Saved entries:
□ □ □ □
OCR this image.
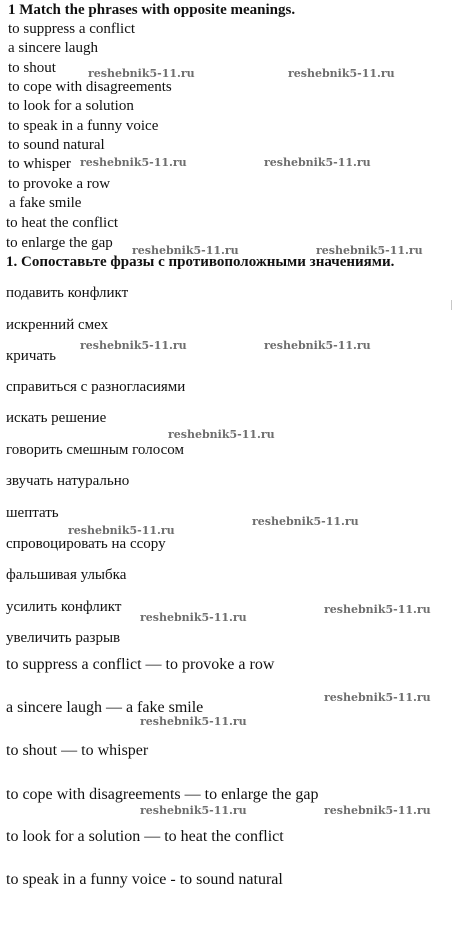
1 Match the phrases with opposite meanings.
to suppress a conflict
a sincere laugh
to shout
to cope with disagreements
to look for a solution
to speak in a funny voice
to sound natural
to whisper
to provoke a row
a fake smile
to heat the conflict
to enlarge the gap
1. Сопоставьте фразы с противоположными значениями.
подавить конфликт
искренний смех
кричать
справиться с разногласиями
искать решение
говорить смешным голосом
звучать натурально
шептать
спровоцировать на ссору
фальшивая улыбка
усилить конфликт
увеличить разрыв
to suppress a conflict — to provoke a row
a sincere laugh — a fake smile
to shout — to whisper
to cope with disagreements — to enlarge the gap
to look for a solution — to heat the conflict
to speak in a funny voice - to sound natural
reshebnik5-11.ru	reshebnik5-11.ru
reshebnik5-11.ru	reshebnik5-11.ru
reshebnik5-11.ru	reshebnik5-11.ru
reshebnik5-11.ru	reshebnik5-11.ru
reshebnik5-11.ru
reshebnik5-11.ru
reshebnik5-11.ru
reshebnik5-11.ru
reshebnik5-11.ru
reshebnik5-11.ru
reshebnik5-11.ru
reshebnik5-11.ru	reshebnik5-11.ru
□ □ □ □
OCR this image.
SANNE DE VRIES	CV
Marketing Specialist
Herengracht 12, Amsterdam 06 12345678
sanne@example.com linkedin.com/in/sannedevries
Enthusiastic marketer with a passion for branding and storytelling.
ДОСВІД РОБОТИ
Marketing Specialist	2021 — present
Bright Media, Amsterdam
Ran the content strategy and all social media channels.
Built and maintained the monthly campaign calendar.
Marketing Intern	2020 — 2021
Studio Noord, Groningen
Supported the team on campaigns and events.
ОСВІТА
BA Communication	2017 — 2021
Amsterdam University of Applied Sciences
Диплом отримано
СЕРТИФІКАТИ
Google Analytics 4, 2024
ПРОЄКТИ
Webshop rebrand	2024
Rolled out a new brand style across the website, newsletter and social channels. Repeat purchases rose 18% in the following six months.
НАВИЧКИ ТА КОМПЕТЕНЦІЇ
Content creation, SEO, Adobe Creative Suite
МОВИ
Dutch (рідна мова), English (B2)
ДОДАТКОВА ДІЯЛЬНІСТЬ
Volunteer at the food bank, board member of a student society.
□ □ □ □
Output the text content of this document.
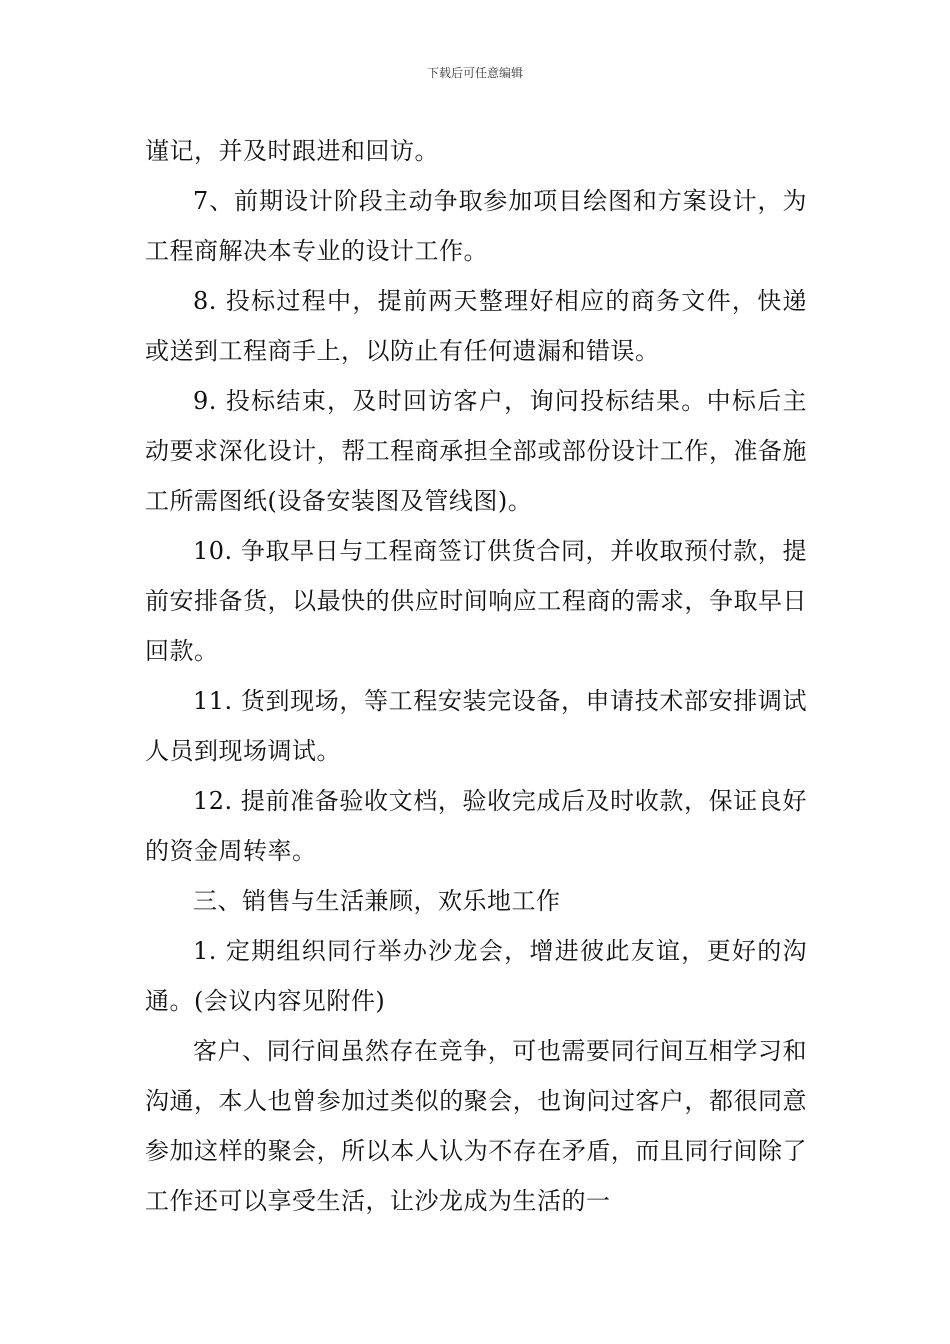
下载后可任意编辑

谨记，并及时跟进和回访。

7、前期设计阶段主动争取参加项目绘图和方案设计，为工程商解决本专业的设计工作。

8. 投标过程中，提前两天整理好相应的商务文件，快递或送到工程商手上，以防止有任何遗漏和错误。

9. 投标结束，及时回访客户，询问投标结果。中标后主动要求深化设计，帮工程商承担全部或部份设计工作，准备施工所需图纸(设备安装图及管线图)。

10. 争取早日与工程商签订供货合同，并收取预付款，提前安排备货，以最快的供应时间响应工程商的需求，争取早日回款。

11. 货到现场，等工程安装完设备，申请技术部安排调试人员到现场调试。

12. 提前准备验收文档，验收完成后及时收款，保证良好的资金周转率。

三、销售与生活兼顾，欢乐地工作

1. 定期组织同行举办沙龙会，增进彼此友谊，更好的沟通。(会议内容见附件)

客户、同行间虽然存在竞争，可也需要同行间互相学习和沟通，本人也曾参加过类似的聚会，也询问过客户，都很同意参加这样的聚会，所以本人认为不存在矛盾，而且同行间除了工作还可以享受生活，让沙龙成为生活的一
□ □ □ □
## What is asked:
Using the listing, say how many lines include the word "fake", and add nothing else.

## Response to the exercise:
2